_TASK DETAILS_:
Every line of the records must be repeated exactly; pictures stay out.
— START EXCERPTED DATA —
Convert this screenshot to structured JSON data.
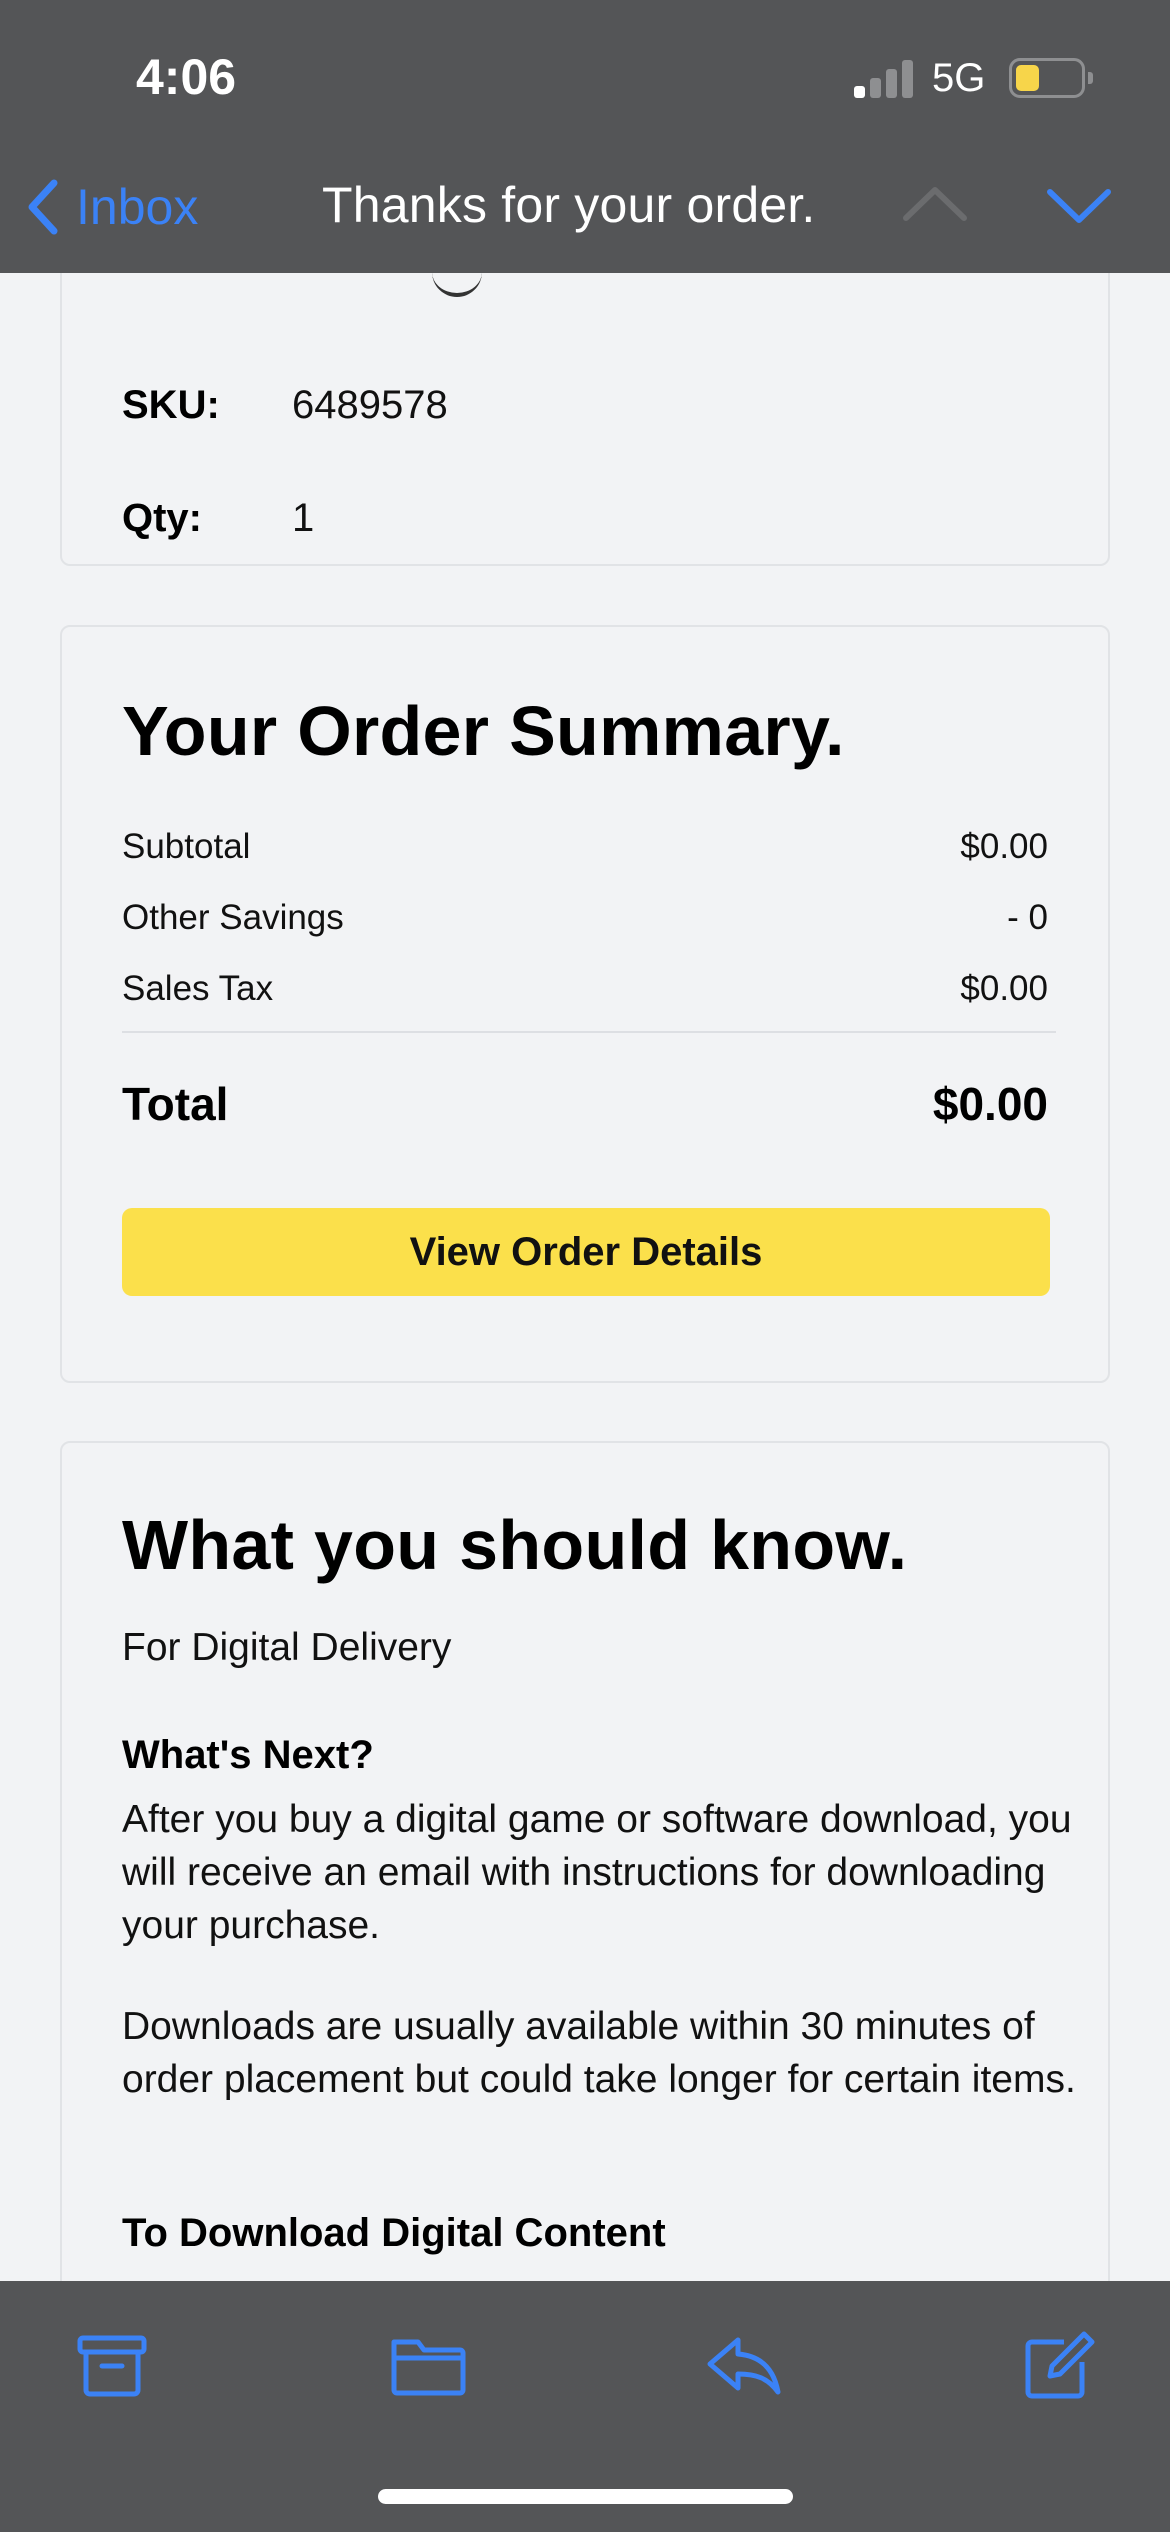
{
  "status": {
    "time": "4:06",
    "network": "5G",
    "signal_icon": "cellular-signal-icon",
    "battery_icon": "battery-low-icon"
  },
  "nav": {
    "back_label": "Inbox",
    "title": "Thanks for your order.",
    "prev_icon": "chevron-up-icon",
    "next_icon": "chevron-down-icon"
  },
  "product": {
    "sku_label": "SKU:",
    "sku_value": "6489578",
    "qty_label": "Qty:",
    "qty_value": "1"
  },
  "summary": {
    "heading": "Your Order Summary.",
    "rows": [
      {
        "label": "Subtotal",
        "value": "$0.00"
      },
      {
        "label": "Other Savings",
        "value": "- 0"
      },
      {
        "label": "Sales Tax",
        "value": "$0.00"
      }
    ],
    "total_label": "Total",
    "total_value": "$0.00",
    "button_label": "View Order Details"
  },
  "know": {
    "heading": "What you should know.",
    "intro": "For Digital Delivery",
    "subheading": "What's Next?",
    "para1": "After you buy a digital game or software download, you will receive an email with instructions for downloading your purchase.",
    "para2": "Downloads are usually available within 30 minutes of order placement but could take longer for certain items.",
    "subheading2": "To Download Digital Content"
  },
  "toolbar": {
    "archive_icon": "archive-icon",
    "folder_icon": "folder-icon",
    "reply_icon": "reply-icon",
    "compose_icon": "compose-icon"
  },
  "colors": {
    "accent": "#3b82f6",
    "cta": "#fbe04b",
    "bar_bg": "#545557",
    "page_bg": "#f2f3f5"
  }
}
— END EXCERPTED DATA —
_RESPONSE BELOW_:
Convert this screenshot to structured JSON data.
{
  "status": {
    "time": "4:06",
    "network": "5G",
    "signal_icon": "cellular-signal-icon",
    "battery_icon": "battery-low-icon"
  },
  "nav": {
    "back_label": "Inbox",
    "title": "Thanks for your order.",
    "prev_icon": "chevron-up-icon",
    "next_icon": "chevron-down-icon"
  },
  "product": {
    "sku_label": "SKU:",
    "sku_value": "6489578",
    "qty_label": "Qty:",
    "qty_value": "1"
  },
  "summary": {
    "heading": "Your Order Summary.",
    "rows": [
      {
        "label": "Subtotal",
        "value": "$0.00"
      },
      {
        "label": "Other Savings",
        "value": "- 0"
      },
      {
        "label": "Sales Tax",
        "value": "$0.00"
      }
    ],
    "total_label": "Total",
    "total_value": "$0.00",
    "button_label": "View Order Details"
  },
  "know": {
    "heading": "What you should know.",
    "intro": "For Digital Delivery",
    "subheading": "What's Next?",
    "para1": "After you buy a digital game or software download, you will receive an email with instructions for downloading your purchase.",
    "para2": "Downloads are usually available within 30 minutes of order placement but could take longer for certain items.",
    "subheading2": "To Download Digital Content"
  },
  "toolbar": {
    "archive_icon": "archive-icon",
    "folder_icon": "folder-icon",
    "reply_icon": "reply-icon",
    "compose_icon": "compose-icon"
  },
  "colors": {
    "accent": "#3b82f6",
    "cta": "#fbe04b",
    "bar_bg": "#545557",
    "page_bg": "#f2f3f5"
  }
}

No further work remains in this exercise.